-------- Exercise inputs

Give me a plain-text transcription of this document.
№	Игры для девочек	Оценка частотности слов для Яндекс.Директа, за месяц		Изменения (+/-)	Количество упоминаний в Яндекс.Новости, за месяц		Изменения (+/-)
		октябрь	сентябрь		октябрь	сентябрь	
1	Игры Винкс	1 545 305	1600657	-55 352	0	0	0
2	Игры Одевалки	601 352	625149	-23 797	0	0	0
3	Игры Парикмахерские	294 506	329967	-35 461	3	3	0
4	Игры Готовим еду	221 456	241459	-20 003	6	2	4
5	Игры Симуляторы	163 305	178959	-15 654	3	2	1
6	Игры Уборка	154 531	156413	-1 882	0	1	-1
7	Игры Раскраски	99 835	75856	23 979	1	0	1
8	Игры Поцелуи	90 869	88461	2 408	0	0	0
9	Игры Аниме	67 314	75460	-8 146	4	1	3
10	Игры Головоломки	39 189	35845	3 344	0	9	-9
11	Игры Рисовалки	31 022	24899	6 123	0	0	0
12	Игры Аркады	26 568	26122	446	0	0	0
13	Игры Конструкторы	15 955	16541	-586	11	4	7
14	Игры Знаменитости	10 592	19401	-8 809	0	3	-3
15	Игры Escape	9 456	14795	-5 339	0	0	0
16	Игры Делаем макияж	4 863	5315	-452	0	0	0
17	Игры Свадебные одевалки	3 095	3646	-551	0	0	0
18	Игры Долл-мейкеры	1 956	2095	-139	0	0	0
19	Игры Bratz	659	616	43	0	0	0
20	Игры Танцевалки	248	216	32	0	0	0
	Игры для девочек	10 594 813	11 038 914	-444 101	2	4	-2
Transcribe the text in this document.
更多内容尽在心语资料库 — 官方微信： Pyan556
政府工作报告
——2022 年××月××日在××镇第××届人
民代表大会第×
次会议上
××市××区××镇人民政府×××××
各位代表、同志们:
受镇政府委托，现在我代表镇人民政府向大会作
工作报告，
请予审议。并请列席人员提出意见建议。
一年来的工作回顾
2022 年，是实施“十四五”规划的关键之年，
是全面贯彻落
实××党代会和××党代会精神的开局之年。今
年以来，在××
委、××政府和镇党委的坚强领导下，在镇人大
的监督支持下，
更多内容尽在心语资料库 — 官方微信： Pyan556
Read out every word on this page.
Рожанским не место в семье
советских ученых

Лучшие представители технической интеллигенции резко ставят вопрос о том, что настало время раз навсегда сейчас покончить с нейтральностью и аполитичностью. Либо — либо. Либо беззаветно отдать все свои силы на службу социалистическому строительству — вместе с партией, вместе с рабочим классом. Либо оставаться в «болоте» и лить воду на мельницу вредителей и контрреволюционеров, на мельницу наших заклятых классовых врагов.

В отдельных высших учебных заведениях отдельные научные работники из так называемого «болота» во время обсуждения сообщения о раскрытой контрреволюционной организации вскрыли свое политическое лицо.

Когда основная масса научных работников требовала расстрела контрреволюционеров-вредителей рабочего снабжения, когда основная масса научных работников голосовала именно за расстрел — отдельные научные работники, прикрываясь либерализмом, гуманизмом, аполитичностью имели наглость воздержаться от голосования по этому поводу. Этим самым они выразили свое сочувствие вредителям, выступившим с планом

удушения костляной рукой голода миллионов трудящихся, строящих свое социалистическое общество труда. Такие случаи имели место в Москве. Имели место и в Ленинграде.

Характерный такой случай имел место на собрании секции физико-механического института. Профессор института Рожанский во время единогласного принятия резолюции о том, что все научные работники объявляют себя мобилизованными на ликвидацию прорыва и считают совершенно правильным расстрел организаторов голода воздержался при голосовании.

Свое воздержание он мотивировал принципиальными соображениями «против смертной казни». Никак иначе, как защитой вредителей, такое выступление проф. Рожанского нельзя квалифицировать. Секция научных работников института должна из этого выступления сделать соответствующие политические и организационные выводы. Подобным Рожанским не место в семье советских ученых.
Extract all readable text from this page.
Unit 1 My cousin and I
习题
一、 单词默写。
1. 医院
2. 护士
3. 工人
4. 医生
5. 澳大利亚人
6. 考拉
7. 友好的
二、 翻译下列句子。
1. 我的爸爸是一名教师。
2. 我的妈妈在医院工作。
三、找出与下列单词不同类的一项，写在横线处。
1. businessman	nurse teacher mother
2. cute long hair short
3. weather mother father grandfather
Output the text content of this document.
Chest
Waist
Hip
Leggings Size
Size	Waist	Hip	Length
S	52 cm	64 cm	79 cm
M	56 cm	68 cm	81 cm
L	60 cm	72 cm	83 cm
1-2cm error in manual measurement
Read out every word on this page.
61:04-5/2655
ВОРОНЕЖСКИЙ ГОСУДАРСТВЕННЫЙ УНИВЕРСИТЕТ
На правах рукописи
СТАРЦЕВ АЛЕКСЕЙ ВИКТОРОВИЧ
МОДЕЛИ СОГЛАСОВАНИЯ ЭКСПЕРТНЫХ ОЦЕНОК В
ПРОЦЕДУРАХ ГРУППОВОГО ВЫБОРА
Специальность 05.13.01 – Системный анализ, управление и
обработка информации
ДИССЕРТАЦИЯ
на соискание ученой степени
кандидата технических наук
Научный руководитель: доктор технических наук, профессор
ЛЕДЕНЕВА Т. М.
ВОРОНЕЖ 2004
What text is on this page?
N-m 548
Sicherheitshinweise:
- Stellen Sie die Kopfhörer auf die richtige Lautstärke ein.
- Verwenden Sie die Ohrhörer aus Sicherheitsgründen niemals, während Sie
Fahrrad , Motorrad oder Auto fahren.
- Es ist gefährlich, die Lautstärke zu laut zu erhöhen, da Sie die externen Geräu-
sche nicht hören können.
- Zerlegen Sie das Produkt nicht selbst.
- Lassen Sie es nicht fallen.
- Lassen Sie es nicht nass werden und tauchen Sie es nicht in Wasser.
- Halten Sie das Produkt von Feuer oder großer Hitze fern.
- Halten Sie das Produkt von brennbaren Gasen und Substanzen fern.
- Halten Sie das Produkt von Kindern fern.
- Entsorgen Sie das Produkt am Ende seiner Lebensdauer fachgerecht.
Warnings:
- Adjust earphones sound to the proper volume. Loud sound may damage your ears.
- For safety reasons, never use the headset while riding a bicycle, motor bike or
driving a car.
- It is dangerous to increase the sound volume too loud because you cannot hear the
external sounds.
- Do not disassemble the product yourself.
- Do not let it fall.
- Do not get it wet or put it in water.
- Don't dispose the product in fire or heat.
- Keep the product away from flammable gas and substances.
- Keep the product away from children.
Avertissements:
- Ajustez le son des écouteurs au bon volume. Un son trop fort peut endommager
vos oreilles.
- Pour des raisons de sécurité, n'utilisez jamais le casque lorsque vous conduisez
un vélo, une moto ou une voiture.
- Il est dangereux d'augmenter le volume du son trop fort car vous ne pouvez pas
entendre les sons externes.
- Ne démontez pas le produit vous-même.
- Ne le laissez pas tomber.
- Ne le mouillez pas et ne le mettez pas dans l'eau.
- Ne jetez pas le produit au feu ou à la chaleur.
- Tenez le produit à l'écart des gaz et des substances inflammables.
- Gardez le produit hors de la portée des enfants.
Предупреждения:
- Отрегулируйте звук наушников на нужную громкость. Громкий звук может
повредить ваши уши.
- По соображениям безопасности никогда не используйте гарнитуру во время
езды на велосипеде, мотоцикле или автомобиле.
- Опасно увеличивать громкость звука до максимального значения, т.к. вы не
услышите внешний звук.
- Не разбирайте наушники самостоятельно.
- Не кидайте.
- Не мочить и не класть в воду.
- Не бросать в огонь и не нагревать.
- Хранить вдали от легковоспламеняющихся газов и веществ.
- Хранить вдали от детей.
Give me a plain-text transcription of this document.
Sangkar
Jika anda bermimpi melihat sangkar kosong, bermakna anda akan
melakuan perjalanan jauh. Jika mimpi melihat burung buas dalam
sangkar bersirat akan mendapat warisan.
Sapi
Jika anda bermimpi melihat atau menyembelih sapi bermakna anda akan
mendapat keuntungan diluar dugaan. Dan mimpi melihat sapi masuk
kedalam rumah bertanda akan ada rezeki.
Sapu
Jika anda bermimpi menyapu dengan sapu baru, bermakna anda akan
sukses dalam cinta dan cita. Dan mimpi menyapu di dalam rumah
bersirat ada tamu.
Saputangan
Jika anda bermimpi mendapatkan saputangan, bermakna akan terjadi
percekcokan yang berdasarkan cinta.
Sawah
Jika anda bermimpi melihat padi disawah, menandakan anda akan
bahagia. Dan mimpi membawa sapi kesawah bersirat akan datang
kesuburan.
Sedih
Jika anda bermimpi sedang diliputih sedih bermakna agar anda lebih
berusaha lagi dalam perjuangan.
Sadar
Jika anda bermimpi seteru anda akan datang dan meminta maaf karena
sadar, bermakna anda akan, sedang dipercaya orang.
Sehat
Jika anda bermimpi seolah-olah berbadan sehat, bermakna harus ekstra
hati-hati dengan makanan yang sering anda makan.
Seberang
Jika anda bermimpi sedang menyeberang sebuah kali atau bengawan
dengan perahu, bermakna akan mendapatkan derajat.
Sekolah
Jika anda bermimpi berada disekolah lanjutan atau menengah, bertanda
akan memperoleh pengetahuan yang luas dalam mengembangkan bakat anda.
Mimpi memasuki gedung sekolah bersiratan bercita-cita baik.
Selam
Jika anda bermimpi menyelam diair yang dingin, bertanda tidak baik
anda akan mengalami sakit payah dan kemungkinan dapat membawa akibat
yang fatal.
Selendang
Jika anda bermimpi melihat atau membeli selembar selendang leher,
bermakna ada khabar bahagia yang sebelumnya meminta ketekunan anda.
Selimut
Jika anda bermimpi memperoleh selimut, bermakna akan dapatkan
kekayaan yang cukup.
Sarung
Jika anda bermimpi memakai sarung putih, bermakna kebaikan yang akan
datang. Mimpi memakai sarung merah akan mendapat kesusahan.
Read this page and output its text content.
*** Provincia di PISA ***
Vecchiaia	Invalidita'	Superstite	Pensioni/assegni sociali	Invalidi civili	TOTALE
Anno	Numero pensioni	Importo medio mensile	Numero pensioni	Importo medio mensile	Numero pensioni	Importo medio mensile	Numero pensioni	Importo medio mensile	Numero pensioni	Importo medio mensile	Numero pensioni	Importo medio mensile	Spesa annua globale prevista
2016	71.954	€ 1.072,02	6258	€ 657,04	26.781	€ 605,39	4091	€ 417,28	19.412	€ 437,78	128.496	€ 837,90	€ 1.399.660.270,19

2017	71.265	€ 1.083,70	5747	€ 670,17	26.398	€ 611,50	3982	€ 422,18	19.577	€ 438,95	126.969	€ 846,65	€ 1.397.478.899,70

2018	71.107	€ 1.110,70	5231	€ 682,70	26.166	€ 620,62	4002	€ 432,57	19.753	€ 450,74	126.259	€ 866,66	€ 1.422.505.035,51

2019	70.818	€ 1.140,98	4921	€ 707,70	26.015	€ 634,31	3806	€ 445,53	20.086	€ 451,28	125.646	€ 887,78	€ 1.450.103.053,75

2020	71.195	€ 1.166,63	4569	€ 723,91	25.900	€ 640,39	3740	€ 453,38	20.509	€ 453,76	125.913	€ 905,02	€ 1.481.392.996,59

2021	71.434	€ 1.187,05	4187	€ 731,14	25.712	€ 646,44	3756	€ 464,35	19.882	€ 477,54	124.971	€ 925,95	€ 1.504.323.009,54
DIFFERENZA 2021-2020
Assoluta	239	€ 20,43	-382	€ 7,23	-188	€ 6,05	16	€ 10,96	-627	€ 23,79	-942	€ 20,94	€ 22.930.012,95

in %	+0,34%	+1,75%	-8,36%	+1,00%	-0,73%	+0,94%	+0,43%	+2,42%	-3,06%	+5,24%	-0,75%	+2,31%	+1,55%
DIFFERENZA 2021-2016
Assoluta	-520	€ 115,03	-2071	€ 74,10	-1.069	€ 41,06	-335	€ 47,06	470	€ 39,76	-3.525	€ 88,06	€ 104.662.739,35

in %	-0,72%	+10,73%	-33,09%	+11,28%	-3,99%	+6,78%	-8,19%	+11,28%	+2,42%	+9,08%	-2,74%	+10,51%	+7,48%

----------------

- [Required task] Pull out all lines of the data with the string "ученых".

- [Expected answer]
советских ученых
Свое воздержание он мотивировал принципиальными соображениями «против смертной казни». Никак иначе, как защитой вредителей, такое выступление проф. Рожанского нельзя квалифицировать. Секция научных работников института должна из этого выступления сделать соответствующие политические и организационные выводы. Подобным Рожанским не место в семье советских ученых.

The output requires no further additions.